## TASK PROMPT
Copy the listing below back out line for line, without changing a single character.

## GIVEN RECORDS
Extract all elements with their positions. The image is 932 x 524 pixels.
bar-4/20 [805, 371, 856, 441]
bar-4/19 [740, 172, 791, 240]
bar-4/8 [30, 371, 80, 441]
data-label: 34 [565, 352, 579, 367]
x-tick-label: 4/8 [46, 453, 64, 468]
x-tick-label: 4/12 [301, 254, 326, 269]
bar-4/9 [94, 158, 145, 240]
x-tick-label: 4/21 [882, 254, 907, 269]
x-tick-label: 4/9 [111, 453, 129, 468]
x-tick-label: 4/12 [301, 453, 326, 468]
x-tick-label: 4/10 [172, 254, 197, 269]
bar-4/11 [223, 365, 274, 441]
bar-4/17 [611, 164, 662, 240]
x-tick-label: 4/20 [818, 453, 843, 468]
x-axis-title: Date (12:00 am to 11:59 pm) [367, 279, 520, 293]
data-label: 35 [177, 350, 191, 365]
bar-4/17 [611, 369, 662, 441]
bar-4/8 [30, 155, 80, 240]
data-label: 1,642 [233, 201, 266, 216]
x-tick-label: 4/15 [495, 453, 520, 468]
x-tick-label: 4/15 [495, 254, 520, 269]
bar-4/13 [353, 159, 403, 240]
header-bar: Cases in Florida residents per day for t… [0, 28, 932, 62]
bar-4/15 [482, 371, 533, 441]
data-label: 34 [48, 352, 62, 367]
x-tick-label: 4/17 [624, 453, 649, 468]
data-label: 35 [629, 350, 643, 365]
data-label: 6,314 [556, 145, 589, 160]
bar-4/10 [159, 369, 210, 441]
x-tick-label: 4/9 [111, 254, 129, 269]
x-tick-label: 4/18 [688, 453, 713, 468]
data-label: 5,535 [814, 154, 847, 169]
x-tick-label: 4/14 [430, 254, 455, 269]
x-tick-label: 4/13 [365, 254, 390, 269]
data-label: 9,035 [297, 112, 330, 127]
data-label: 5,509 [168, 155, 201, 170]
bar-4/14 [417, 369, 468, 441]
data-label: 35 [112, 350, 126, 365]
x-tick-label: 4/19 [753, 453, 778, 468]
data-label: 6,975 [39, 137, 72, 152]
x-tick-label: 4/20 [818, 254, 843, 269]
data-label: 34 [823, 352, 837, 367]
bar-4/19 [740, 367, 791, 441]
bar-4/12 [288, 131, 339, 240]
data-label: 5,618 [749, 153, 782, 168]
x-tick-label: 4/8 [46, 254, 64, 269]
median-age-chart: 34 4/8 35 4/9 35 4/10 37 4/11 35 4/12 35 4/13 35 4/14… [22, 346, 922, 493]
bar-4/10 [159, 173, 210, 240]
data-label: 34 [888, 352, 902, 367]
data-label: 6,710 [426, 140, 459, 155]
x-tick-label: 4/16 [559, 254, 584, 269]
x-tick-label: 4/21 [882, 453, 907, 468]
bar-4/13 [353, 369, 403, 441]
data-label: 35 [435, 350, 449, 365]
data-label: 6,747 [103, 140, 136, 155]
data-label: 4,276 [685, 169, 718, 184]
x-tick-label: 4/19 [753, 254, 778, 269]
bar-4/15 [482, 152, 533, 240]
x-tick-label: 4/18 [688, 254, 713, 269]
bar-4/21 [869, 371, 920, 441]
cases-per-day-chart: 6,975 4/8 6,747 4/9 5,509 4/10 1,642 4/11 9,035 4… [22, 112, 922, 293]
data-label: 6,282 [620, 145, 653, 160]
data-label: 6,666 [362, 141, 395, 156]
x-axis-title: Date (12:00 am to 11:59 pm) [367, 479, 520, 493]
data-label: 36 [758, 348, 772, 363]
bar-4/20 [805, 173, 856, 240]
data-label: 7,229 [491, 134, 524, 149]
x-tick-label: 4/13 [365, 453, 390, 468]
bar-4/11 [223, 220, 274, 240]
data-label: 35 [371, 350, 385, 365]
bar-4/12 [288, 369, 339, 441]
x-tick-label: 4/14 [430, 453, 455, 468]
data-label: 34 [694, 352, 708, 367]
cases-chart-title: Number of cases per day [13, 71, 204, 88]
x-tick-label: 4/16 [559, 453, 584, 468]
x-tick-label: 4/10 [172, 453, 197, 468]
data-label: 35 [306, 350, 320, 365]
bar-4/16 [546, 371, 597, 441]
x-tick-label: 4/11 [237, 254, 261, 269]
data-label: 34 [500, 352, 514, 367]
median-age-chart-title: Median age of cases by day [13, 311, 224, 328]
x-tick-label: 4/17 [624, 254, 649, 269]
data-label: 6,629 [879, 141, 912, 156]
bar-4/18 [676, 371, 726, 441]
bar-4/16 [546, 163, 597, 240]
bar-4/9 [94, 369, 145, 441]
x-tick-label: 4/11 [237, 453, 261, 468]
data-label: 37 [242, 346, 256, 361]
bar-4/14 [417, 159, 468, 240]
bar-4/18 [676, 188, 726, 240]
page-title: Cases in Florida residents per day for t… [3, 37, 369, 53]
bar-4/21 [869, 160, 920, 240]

## PROBLEM SOLUTION
Extract all elements with their positions. The image is 932 x 524 pixels.
bar-4/20 [805, 371, 856, 441]
bar-4/19 [740, 172, 791, 240]
bar-4/8 [30, 371, 80, 441]
data-label: 34 [565, 352, 579, 367]
x-tick-label: 4/8 [46, 453, 64, 468]
x-tick-label: 4/12 [301, 254, 326, 269]
bar-4/9 [94, 158, 145, 240]
x-tick-label: 4/21 [882, 254, 907, 269]
x-tick-label: 4/9 [111, 453, 129, 468]
x-tick-label: 4/12 [301, 453, 326, 468]
x-tick-label: 4/10 [172, 254, 197, 269]
bar-4/11 [223, 365, 274, 441]
bar-4/17 [611, 164, 662, 240]
x-tick-label: 4/20 [818, 453, 843, 468]
x-axis-title: Date (12:00 am to 11:59 pm) [367, 279, 520, 293]
data-label: 35 [177, 350, 191, 365]
bar-4/17 [611, 369, 662, 441]
bar-4/8 [30, 155, 80, 240]
data-label: 1,642 [233, 201, 266, 216]
x-tick-label: 4/15 [495, 453, 520, 468]
x-tick-label: 4/15 [495, 254, 520, 269]
bar-4/13 [353, 159, 403, 240]
header-bar: Cases in Florida residents per day for t… [0, 28, 932, 62]
bar-4/15 [482, 371, 533, 441]
data-label: 34 [48, 352, 62, 367]
x-tick-label: 4/17 [624, 453, 649, 468]
data-label: 35 [629, 350, 643, 365]
data-label: 6,314 [556, 145, 589, 160]
bar-4/10 [159, 369, 210, 441]
x-tick-label: 4/9 [111, 254, 129, 269]
x-tick-label: 4/18 [688, 453, 713, 468]
data-label: 5,535 [814, 154, 847, 169]
x-tick-label: 4/14 [430, 254, 455, 269]
x-tick-label: 4/13 [365, 254, 390, 269]
data-label: 9,035 [297, 112, 330, 127]
data-label: 5,509 [168, 155, 201, 170]
bar-4/14 [417, 369, 468, 441]
data-label: 35 [112, 350, 126, 365]
x-tick-label: 4/19 [753, 453, 778, 468]
data-label: 6,975 [39, 137, 72, 152]
x-tick-label: 4/20 [818, 254, 843, 269]
data-label: 34 [823, 352, 837, 367]
bar-4/19 [740, 367, 791, 441]
bar-4/12 [288, 131, 339, 240]
data-label: 5,618 [749, 153, 782, 168]
x-tick-label: 4/8 [46, 254, 64, 269]
median-age-chart: 34 4/8 35 4/9 35 4/10 37 4/11 35 4/12 35 4/13 35 4/14… [22, 346, 922, 493]
bar-4/10 [159, 173, 210, 240]
data-label: 34 [888, 352, 902, 367]
data-label: 6,710 [426, 140, 459, 155]
x-tick-label: 4/16 [559, 254, 584, 269]
x-tick-label: 4/21 [882, 453, 907, 468]
bar-4/13 [353, 369, 403, 441]
data-label: 35 [435, 350, 449, 365]
data-label: 6,747 [103, 140, 136, 155]
data-label: 4,276 [685, 169, 718, 184]
x-tick-label: 4/19 [753, 254, 778, 269]
bar-4/15 [482, 152, 533, 240]
x-tick-label: 4/18 [688, 254, 713, 269]
bar-4/21 [869, 371, 920, 441]
cases-per-day-chart: 6,975 4/8 6,747 4/9 5,509 4/10 1,642 4/11 9,035 4… [22, 112, 922, 293]
data-label: 6,282 [620, 145, 653, 160]
data-label: 6,666 [362, 141, 395, 156]
x-axis-title: Date (12:00 am to 11:59 pm) [367, 479, 520, 493]
data-label: 36 [758, 348, 772, 363]
bar-4/20 [805, 173, 856, 240]
data-label: 7,229 [491, 134, 524, 149]
x-tick-label: 4/13 [365, 453, 390, 468]
bar-4/11 [223, 220, 274, 240]
data-label: 35 [371, 350, 385, 365]
bar-4/12 [288, 369, 339, 441]
x-tick-label: 4/14 [430, 453, 455, 468]
data-label: 34 [694, 352, 708, 367]
cases-chart-title: Number of cases per day [13, 71, 204, 88]
x-tick-label: 4/16 [559, 453, 584, 468]
x-tick-label: 4/10 [172, 453, 197, 468]
data-label: 35 [306, 350, 320, 365]
bar-4/16 [546, 371, 597, 441]
x-tick-label: 4/11 [237, 254, 261, 269]
data-label: 34 [500, 352, 514, 367]
median-age-chart-title: Median age of cases by day [13, 311, 224, 328]
x-tick-label: 4/17 [624, 254, 649, 269]
data-label: 6,629 [879, 141, 912, 156]
bar-4/18 [676, 371, 726, 441]
bar-4/16 [546, 163, 597, 240]
bar-4/9 [94, 369, 145, 441]
x-tick-label: 4/11 [237, 453, 261, 468]
data-label: 37 [242, 346, 256, 361]
bar-4/14 [417, 159, 468, 240]
bar-4/18 [676, 188, 726, 240]
page-title: Cases in Florida residents per day for t… [3, 37, 369, 53]
bar-4/21 [869, 160, 920, 240]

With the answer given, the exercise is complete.